--- start of MATERIALS PROVIDED ---

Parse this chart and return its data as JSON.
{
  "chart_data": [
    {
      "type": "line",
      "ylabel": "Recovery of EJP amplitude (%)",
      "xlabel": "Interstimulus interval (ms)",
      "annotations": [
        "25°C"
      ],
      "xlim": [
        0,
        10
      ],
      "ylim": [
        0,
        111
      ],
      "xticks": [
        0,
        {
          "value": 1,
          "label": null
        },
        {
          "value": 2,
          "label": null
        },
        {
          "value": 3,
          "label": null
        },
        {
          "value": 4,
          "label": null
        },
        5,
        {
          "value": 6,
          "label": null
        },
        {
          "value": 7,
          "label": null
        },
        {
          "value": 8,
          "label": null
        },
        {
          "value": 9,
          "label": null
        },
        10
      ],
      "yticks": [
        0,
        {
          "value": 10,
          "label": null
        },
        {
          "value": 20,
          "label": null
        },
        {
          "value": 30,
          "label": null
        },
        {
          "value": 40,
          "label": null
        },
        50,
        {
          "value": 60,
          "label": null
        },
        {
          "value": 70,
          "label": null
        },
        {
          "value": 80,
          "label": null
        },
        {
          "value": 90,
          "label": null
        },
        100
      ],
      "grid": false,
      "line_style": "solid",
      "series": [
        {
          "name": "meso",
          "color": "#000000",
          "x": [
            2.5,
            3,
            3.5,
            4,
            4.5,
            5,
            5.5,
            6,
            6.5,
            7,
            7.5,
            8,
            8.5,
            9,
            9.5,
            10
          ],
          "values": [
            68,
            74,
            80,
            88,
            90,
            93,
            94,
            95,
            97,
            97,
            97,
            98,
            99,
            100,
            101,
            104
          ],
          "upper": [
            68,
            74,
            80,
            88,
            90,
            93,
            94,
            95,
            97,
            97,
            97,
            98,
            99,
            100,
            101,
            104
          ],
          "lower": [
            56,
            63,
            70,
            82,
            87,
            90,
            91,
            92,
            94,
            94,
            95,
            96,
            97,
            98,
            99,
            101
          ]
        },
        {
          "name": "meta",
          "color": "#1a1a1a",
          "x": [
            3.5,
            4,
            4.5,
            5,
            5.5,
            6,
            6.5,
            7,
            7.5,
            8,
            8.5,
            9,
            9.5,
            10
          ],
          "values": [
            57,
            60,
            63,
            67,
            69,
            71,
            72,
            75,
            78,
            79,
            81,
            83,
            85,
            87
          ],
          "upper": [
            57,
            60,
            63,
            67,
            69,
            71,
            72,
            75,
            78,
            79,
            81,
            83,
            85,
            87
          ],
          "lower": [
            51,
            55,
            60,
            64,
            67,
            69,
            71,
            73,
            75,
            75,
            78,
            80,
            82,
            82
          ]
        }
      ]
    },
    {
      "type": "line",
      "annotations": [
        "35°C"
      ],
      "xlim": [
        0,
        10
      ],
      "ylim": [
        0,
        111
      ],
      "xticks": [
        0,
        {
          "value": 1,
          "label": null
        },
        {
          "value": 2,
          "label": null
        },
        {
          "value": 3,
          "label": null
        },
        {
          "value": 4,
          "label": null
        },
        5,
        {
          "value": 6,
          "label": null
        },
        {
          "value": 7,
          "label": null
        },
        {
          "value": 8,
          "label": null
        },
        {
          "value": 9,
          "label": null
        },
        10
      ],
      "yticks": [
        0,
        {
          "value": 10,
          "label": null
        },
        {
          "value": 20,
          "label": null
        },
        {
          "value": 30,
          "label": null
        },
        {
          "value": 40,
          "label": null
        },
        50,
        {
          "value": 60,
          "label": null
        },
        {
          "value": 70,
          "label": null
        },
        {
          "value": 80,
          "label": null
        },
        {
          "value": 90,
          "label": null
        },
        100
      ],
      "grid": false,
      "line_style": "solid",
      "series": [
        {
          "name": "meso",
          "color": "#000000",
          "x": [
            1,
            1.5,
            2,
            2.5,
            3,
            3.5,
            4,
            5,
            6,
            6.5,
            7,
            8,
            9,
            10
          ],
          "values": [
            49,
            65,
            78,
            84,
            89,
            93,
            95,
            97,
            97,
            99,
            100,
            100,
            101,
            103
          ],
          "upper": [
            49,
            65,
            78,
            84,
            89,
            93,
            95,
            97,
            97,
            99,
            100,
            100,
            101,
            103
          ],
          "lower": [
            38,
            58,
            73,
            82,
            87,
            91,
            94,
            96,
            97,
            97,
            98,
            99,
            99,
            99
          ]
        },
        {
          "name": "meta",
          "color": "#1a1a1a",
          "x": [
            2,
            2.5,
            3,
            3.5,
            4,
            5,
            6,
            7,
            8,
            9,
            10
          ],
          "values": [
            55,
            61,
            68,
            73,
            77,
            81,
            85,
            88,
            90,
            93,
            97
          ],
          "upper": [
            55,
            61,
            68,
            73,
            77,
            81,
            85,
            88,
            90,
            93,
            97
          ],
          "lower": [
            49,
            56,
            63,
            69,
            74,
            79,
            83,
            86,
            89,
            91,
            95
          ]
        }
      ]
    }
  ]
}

--- end of MATERIALS PROVIDED ---

#### [REQUIREMENTS]
Copy the material above verbatim.

#### [SOLUTION TO THE PROBLEM]
Parse this chart and return its data as JSON.
{
  "chart_data": [
    {
      "type": "line",
      "ylabel": "Recovery of EJP amplitude (%)",
      "xlabel": "Interstimulus interval (ms)",
      "annotations": [
        "25°C"
      ],
      "xlim": [
        0,
        10
      ],
      "ylim": [
        0,
        111
      ],
      "xticks": [
        0,
        {
          "value": 1,
          "label": null
        },
        {
          "value": 2,
          "label": null
        },
        {
          "value": 3,
          "label": null
        },
        {
          "value": 4,
          "label": null
        },
        5,
        {
          "value": 6,
          "label": null
        },
        {
          "value": 7,
          "label": null
        },
        {
          "value": 8,
          "label": null
        },
        {
          "value": 9,
          "label": null
        },
        10
      ],
      "yticks": [
        0,
        {
          "value": 10,
          "label": null
        },
        {
          "value": 20,
          "label": null
        },
        {
          "value": 30,
          "label": null
        },
        {
          "value": 40,
          "label": null
        },
        50,
        {
          "value": 60,
          "label": null
        },
        {
          "value": 70,
          "label": null
        },
        {
          "value": 80,
          "label": null
        },
        {
          "value": 90,
          "label": null
        },
        100
      ],
      "grid": false,
      "line_style": "solid",
      "series": [
        {
          "name": "meso",
          "color": "#000000",
          "x": [
            2.5,
            3,
            3.5,
            4,
            4.5,
            5,
            5.5,
            6,
            6.5,
            7,
            7.5,
            8,
            8.5,
            9,
            9.5,
            10
          ],
          "values": [
            68,
            74,
            80,
            88,
            90,
            93,
            94,
            95,
            97,
            97,
            97,
            98,
            99,
            100,
            101,
            104
          ],
          "upper": [
            68,
            74,
            80,
            88,
            90,
            93,
            94,
            95,
            97,
            97,
            97,
            98,
            99,
            100,
            101,
            104
          ],
          "lower": [
            56,
            63,
            70,
            82,
            87,
            90,
            91,
            92,
            94,
            94,
            95,
            96,
            97,
            98,
            99,
            101
          ]
        },
        {
          "name": "meta",
          "color": "#1a1a1a",
          "x": [
            3.5,
            4,
            4.5,
            5,
            5.5,
            6,
            6.5,
            7,
            7.5,
            8,
            8.5,
            9,
            9.5,
            10
          ],
          "values": [
            57,
            60,
            63,
            67,
            69,
            71,
            72,
            75,
            78,
            79,
            81,
            83,
            85,
            87
          ],
          "upper": [
            57,
            60,
            63,
            67,
            69,
            71,
            72,
            75,
            78,
            79,
            81,
            83,
            85,
            87
          ],
          "lower": [
            51,
            55,
            60,
            64,
            67,
            69,
            71,
            73,
            75,
            75,
            78,
            80,
            82,
            82
          ]
        }
      ]
    },
    {
      "type": "line",
      "annotations": [
        "35°C"
      ],
      "xlim": [
        0,
        10
      ],
      "ylim": [
        0,
        111
      ],
      "xticks": [
        0,
        {
          "value": 1,
          "label": null
        },
        {
          "value": 2,
          "label": null
        },
        {
          "value": 3,
          "label": null
        },
        {
          "value": 4,
          "label": null
        },
        5,
        {
          "value": 6,
          "label": null
        },
        {
          "value": 7,
          "label": null
        },
        {
          "value": 8,
          "label": null
        },
        {
          "value": 9,
          "label": null
        },
        10
      ],
      "yticks": [
        0,
        {
          "value": 10,
          "label": null
        },
        {
          "value": 20,
          "label": null
        },
        {
          "value": 30,
          "label": null
        },
        {
          "value": 40,
          "label": null
        },
        50,
        {
          "value": 60,
          "label": null
        },
        {
          "value": 70,
          "label": null
        },
        {
          "value": 80,
          "label": null
        },
        {
          "value": 90,
          "label": null
        },
        100
      ],
      "grid": false,
      "line_style": "solid",
      "series": [
        {
          "name": "meso",
          "color": "#000000",
          "x": [
            1,
            1.5,
            2,
            2.5,
            3,
            3.5,
            4,
            5,
            6,
            6.5,
            7,
            8,
            9,
            10
          ],
          "values": [
            49,
            65,
            78,
            84,
            89,
            93,
            95,
            97,
            97,
            99,
            100,
            100,
            101,
            103
          ],
          "upper": [
            49,
            65,
            78,
            84,
            89,
            93,
            95,
            97,
            97,
            99,
            100,
            100,
            101,
            103
          ],
          "lower": [
            38,
            58,
            73,
            82,
            87,
            91,
            94,
            96,
            97,
            97,
            98,
            99,
            99,
            99
          ]
        },
        {
          "name": "meta",
          "color": "#1a1a1a",
          "x": [
            2,
            2.5,
            3,
            3.5,
            4,
            5,
            6,
            7,
            8,
            9,
            10
          ],
          "values": [
            55,
            61,
            68,
            73,
            77,
            81,
            85,
            88,
            90,
            93,
            97
          ],
          "upper": [
            55,
            61,
            68,
            73,
            77,
            81,
            85,
            88,
            90,
            93,
            97
          ],
          "lower": [
            49,
            56,
            63,
            69,
            74,
            79,
            83,
            86,
            89,
            91,
            95
          ]
        }
      ]
    }
  ]
}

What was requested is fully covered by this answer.